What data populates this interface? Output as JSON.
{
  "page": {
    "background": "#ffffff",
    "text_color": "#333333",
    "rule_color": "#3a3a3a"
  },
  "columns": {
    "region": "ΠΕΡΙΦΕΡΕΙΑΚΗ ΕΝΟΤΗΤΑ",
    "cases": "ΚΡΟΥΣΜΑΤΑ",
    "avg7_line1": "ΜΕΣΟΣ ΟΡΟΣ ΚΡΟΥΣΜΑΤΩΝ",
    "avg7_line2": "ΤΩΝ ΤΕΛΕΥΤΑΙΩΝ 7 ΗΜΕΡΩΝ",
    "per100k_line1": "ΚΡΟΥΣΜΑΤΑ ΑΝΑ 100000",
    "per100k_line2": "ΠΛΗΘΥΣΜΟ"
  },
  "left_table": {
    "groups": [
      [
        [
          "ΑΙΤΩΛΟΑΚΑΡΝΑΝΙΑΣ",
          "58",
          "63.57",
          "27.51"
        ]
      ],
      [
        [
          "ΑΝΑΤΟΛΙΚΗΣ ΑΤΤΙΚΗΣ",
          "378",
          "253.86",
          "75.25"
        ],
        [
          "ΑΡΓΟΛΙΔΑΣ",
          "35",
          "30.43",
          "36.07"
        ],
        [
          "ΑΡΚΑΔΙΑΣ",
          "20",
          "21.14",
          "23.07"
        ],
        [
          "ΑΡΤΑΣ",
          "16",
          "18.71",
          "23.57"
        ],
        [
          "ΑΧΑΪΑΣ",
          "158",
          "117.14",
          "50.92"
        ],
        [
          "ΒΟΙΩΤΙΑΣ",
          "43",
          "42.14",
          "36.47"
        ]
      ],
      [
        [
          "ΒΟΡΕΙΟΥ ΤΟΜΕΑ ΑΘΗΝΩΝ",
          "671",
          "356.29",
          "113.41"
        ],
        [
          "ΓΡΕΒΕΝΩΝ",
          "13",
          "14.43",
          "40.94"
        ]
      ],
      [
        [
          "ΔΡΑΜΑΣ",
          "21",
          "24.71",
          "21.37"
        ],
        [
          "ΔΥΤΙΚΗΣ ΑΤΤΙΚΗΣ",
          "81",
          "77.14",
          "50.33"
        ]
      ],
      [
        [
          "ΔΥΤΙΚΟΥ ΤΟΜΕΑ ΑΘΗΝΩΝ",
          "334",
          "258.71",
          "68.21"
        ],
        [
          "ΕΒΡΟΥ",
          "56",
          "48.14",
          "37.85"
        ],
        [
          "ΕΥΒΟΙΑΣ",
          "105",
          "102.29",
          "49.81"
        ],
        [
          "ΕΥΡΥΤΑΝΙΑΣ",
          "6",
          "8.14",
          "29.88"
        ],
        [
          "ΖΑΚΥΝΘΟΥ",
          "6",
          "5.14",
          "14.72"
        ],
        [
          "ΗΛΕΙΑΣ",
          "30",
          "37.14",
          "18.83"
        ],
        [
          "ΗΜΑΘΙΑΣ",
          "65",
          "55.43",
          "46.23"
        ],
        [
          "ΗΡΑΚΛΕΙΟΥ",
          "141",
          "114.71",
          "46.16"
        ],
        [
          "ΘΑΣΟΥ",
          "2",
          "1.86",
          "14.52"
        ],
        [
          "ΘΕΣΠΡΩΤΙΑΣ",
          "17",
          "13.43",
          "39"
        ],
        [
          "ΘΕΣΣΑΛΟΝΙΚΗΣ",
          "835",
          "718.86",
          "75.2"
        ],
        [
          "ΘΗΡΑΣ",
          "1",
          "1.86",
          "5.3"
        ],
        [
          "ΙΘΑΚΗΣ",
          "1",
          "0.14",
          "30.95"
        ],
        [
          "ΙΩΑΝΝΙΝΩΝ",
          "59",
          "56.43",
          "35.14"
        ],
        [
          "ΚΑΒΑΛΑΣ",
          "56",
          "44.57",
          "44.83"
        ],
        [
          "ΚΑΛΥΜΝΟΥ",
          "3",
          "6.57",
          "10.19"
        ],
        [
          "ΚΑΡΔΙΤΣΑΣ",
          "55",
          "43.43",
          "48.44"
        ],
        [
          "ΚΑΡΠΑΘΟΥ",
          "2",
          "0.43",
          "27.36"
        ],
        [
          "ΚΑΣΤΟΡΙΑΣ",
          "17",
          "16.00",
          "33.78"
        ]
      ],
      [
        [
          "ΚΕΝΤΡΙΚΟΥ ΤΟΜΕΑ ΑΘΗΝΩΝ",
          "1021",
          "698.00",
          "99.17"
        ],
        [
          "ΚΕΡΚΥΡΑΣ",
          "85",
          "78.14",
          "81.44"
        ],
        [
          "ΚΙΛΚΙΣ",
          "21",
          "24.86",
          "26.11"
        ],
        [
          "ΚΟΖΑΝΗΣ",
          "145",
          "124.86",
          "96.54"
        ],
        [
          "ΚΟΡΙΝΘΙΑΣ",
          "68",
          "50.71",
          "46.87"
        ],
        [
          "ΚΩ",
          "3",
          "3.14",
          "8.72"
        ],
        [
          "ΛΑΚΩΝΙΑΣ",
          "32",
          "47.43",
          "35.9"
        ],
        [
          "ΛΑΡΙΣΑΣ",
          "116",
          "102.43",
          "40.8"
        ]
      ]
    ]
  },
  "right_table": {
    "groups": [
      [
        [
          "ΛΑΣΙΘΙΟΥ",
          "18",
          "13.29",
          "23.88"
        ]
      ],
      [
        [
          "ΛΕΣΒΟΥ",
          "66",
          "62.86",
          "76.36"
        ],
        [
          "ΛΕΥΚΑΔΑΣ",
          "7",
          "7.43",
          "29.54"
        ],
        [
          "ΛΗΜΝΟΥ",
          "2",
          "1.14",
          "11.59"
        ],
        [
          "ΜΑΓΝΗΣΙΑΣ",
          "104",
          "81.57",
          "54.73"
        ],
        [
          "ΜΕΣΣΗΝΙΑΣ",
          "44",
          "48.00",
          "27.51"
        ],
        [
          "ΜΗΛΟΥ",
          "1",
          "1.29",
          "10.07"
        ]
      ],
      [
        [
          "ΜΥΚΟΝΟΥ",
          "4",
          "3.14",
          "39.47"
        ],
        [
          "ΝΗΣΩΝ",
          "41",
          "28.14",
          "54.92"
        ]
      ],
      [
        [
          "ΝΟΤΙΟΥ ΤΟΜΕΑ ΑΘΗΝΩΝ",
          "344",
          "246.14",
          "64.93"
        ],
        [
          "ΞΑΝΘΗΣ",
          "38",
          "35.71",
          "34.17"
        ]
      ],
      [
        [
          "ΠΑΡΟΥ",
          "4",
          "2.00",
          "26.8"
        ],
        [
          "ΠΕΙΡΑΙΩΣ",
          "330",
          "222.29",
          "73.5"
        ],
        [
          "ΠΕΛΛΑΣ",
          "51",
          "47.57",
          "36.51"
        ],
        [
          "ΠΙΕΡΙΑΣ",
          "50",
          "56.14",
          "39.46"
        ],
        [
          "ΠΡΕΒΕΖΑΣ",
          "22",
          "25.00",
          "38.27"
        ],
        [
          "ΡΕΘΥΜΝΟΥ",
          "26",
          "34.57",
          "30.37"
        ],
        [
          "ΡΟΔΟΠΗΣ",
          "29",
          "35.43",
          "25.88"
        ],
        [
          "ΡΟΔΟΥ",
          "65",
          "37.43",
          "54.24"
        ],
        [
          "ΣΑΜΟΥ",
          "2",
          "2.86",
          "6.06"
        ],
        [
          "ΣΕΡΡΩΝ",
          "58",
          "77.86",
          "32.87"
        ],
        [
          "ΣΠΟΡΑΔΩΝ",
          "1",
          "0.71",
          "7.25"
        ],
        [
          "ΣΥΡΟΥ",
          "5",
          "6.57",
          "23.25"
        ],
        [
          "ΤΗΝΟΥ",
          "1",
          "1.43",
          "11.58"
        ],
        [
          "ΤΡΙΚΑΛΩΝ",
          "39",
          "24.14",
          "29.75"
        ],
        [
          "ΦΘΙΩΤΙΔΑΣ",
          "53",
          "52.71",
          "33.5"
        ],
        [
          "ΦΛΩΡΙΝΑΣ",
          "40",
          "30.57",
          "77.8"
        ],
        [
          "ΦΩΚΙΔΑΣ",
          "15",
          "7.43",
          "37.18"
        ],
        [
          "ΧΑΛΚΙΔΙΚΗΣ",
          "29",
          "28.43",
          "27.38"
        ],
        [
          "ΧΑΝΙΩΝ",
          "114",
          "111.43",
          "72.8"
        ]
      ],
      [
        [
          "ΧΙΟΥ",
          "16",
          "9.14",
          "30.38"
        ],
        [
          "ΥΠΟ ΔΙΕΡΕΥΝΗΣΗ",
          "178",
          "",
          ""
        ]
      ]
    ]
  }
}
■ ■ ■ ■
» Goal of the exercise: Gather each line from the listing above that holds "ΚΡΟΥΣΜΑΤΑ".

» Solved problem:
    "cases": "ΚΡΟΥΣΜΑΤΑ",
    "per100k_line1": "ΚΡΟΥΣΜΑΤΑ ΑΝΑ 100000",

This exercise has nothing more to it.